● What this task involves
Can you reproduce every line of the data below word for word, leaving out the pictures?
BEGIN Recorded data
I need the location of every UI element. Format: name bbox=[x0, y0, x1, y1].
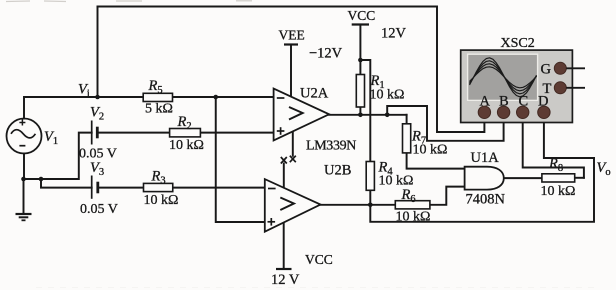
node R5-R2 junction bbox=[213, 95, 218, 100]
node Vi junction bbox=[95, 95, 100, 100]
wire U2B upper pin bbox=[283, 164, 285, 189]
svg-text:VEE: VEE bbox=[279, 28, 305, 43]
oscilloscope XSC2 bbox=[461, 36, 585, 123]
svg-text:7408N: 7408N bbox=[466, 192, 506, 208]
wire R1 bottom bbox=[359, 107, 361, 115]
node V1 bottom bbox=[21, 177, 26, 182]
resistor R4 bbox=[366, 162, 374, 191]
wire U2A output bbox=[329, 114, 407, 116]
wire R8 right bbox=[575, 177, 584, 179]
resistor R8 bbox=[542, 174, 575, 182]
x mark U2A pin bbox=[290, 156, 296, 163]
svg-text:10 kΩ: 10 kΩ bbox=[169, 138, 204, 153]
wire U2B VCC pin bbox=[283, 222, 285, 268]
wire V3 to R3 bbox=[98, 187, 144, 189]
wire top rail Vi to scope A bbox=[98, 7, 485, 133]
svg-text:U2A: U2A bbox=[300, 86, 329, 102]
wire U1A output to R8 bbox=[504, 177, 542, 179]
AND gate U1A bbox=[465, 167, 504, 190]
source V1 bbox=[7, 119, 42, 154]
wire U2A output to scope B bbox=[387, 106, 503, 141]
wire U2B output to Vo rail bbox=[370, 158, 594, 222]
wire V1 bottom to ground rail bbox=[23, 154, 25, 180]
wire scope D to Vo node bbox=[544, 112, 594, 158]
battery V2 bbox=[92, 121, 98, 145]
wire R7 top stem bbox=[406, 115, 408, 124]
svg-text:VCC: VCC bbox=[348, 8, 376, 23]
svg-text:12V: 12V bbox=[381, 26, 407, 42]
wire R3 to U2B minus bbox=[173, 187, 265, 189]
wire U2A lower pin bbox=[292, 132, 294, 156]
wire node to U2B plus bbox=[216, 97, 265, 222]
VEE supply bbox=[284, 43, 298, 45]
resistor R6 bbox=[395, 201, 430, 209]
op-amp U2A (comparator) bbox=[274, 89, 330, 141]
x mark U2B pin bbox=[281, 157, 287, 164]
battery V3 bbox=[92, 176, 98, 199]
wire R5 to U2A minus bbox=[173, 96, 274, 98]
VCC supply top bbox=[352, 23, 369, 25]
node U2B output bbox=[368, 203, 373, 208]
resistor R5 bbox=[143, 93, 172, 101]
node VCC branch bbox=[358, 58, 363, 63]
wire VCC branch to R4 bbox=[360, 60, 370, 162]
wire R4 bottom bbox=[369, 190, 371, 205]
scan artifact bottom line bbox=[36, 287, 600, 289]
wire U2A VEE pin bbox=[290, 45, 292, 96]
wire V1 top to R5 bbox=[24, 97, 143, 119]
svg-text:U2B: U2B bbox=[324, 163, 351, 179]
node scope B tap bbox=[385, 113, 390, 118]
wire VCC stem to R1 bbox=[359, 25, 361, 75]
wire R6 to U1A input bbox=[430, 187, 465, 205]
resistor R3 bbox=[144, 183, 173, 191]
svg-text:10 kΩ: 10 kΩ bbox=[370, 88, 405, 103]
node R1 output bbox=[358, 113, 363, 118]
svg-text:5 kΩ: 5 kΩ bbox=[145, 102, 173, 117]
wire ground rail bbox=[24, 133, 92, 179]
resistor R2 bbox=[170, 129, 201, 137]
svg-text:12 V: 12 V bbox=[271, 272, 300, 288]
wire V3 branch bbox=[41, 179, 92, 188]
svg-text:0.05 V: 0.05 V bbox=[80, 202, 118, 217]
svg-text:10 kΩ: 10 kΩ bbox=[413, 143, 448, 158]
svg-text:10 kΩ: 10 kΩ bbox=[396, 210, 431, 225]
svg-text:XSC2: XSC2 bbox=[501, 36, 535, 51]
svg-text:U1A: U1A bbox=[471, 150, 500, 166]
scope waveform bbox=[470, 58, 537, 97]
svg-text:LM339N: LM339N bbox=[306, 139, 356, 154]
wire scope C to R8 right bbox=[523, 112, 584, 178]
svg-text:G: G bbox=[541, 62, 552, 78]
svg-text:−12V: −12V bbox=[309, 46, 343, 62]
scan artifact top marks bbox=[6, 0, 252, 3]
svg-text:VCC: VCC bbox=[305, 252, 333, 267]
wire R2 to U2A plus bbox=[200, 132, 273, 134]
wire left vertical Vi bbox=[97, 7, 99, 98]
resistor R7 bbox=[403, 124, 411, 153]
node V3 branch bbox=[39, 177, 44, 182]
ground bbox=[16, 214, 32, 220]
VCC supply bottom bbox=[276, 268, 292, 270]
wire V2 to R2 bbox=[97, 132, 170, 134]
resistor R1 bbox=[356, 75, 364, 108]
op-amp U2B (comparator) bbox=[265, 179, 321, 232]
svg-text:10 kΩ: 10 kΩ bbox=[144, 193, 179, 208]
wire ground stem bbox=[23, 179, 25, 214]
wire R7 bottom to U1A input bbox=[407, 153, 465, 169]
svg-text:10 kΩ: 10 kΩ bbox=[541, 184, 576, 199]
wire U2B output bbox=[321, 204, 396, 206]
END Recorded data
● Solution for this task
I need the location of every UI element. Format: name bbox=[x0, y0, x1, y1].
node R5-R2 junction bbox=[213, 95, 218, 100]
node Vi junction bbox=[95, 95, 100, 100]
wire U2B upper pin bbox=[283, 164, 285, 189]
svg-text:VEE: VEE bbox=[279, 28, 305, 43]
oscilloscope XSC2 bbox=[461, 36, 585, 123]
svg-text:7408N: 7408N bbox=[466, 192, 506, 208]
wire R1 bottom bbox=[359, 107, 361, 115]
node V1 bottom bbox=[21, 177, 26, 182]
resistor R4 bbox=[366, 162, 374, 191]
wire U2A output bbox=[329, 114, 407, 116]
wire R8 right bbox=[575, 177, 584, 179]
resistor R8 bbox=[542, 174, 575, 182]
x mark U2A pin bbox=[290, 156, 296, 163]
svg-text:10 kΩ: 10 kΩ bbox=[169, 138, 204, 153]
wire U2B VCC pin bbox=[283, 222, 285, 268]
wire V3 to R3 bbox=[98, 187, 144, 189]
wire top rail Vi to scope A bbox=[98, 7, 485, 133]
svg-text:U2A: U2A bbox=[300, 86, 329, 102]
wire U1A output to R8 bbox=[504, 177, 542, 179]
AND gate U1A bbox=[465, 167, 504, 190]
source V1 bbox=[7, 119, 42, 154]
wire U2A output to scope B bbox=[387, 106, 503, 141]
wire U2B output to Vo rail bbox=[370, 158, 594, 222]
wire V1 bottom to ground rail bbox=[23, 154, 25, 180]
wire scope D to Vo node bbox=[544, 112, 594, 158]
battery V2 bbox=[92, 121, 98, 145]
wire R7 top stem bbox=[406, 115, 408, 124]
svg-text:VCC: VCC bbox=[348, 8, 376, 23]
svg-text:12V: 12V bbox=[381, 26, 407, 42]
wire R3 to U2B minus bbox=[173, 187, 265, 189]
wire U2A lower pin bbox=[292, 132, 294, 156]
wire node to U2B plus bbox=[216, 97, 265, 222]
VEE supply bbox=[284, 43, 298, 45]
resistor R6 bbox=[395, 201, 430, 209]
op-amp U2A (comparator) bbox=[274, 89, 330, 141]
x mark U2B pin bbox=[281, 157, 287, 164]
battery V3 bbox=[92, 176, 98, 199]
wire R5 to U2A minus bbox=[173, 96, 274, 98]
VCC supply top bbox=[352, 23, 369, 25]
node U2B output bbox=[368, 203, 373, 208]
resistor R5 bbox=[143, 93, 172, 101]
node VCC branch bbox=[358, 58, 363, 63]
wire VCC branch to R4 bbox=[360, 60, 370, 162]
wire R4 bottom bbox=[369, 190, 371, 205]
scan artifact bottom line bbox=[36, 287, 600, 289]
wire U2A VEE pin bbox=[290, 45, 292, 96]
wire V1 top to R5 bbox=[24, 97, 143, 119]
svg-text:U2B: U2B bbox=[324, 163, 351, 179]
node scope B tap bbox=[385, 113, 390, 118]
wire VCC stem to R1 bbox=[359, 25, 361, 75]
wire R6 to U1A input bbox=[430, 187, 465, 205]
resistor R3 bbox=[144, 183, 173, 191]
svg-text:10 kΩ: 10 kΩ bbox=[370, 88, 405, 103]
node R1 output bbox=[358, 113, 363, 118]
svg-text:5 kΩ: 5 kΩ bbox=[145, 102, 173, 117]
wire ground rail bbox=[24, 133, 92, 179]
resistor R2 bbox=[170, 129, 201, 137]
svg-text:12 V: 12 V bbox=[271, 272, 300, 288]
wire V3 branch bbox=[41, 179, 92, 188]
svg-text:0.05 V: 0.05 V bbox=[80, 202, 118, 217]
svg-text:10 kΩ: 10 kΩ bbox=[413, 143, 448, 158]
svg-text:10 kΩ: 10 kΩ bbox=[396, 210, 431, 225]
svg-text:XSC2: XSC2 bbox=[501, 36, 535, 51]
svg-text:U1A: U1A bbox=[471, 150, 500, 166]
scope waveform bbox=[470, 58, 537, 97]
svg-text:LM339N: LM339N bbox=[306, 139, 356, 154]
wire scope C to R8 right bbox=[523, 112, 584, 178]
svg-text:G: G bbox=[541, 62, 552, 78]
svg-text:−12V: −12V bbox=[309, 46, 343, 62]
scan artifact top marks bbox=[6, 0, 252, 3]
svg-text:VCC: VCC bbox=[305, 252, 333, 267]
wire R2 to U2A plus bbox=[200, 132, 273, 134]
wire left vertical Vi bbox=[97, 7, 99, 98]
resistor R7 bbox=[403, 124, 411, 153]
node V3 branch bbox=[39, 177, 44, 182]
ground bbox=[16, 214, 32, 220]
VCC supply bottom bbox=[276, 268, 292, 270]
wire V2 to R2 bbox=[97, 132, 170, 134]
resistor R1 bbox=[356, 75, 364, 108]
op-amp U2B (comparator) bbox=[265, 179, 321, 232]
svg-text:10 kΩ: 10 kΩ bbox=[144, 193, 179, 208]
wire ground stem bbox=[23, 179, 25, 214]
wire R7 bottom to U1A input bbox=[407, 153, 465, 169]
svg-text:10 kΩ: 10 kΩ bbox=[541, 184, 576, 199]
wire U2B output bbox=[321, 204, 396, 206]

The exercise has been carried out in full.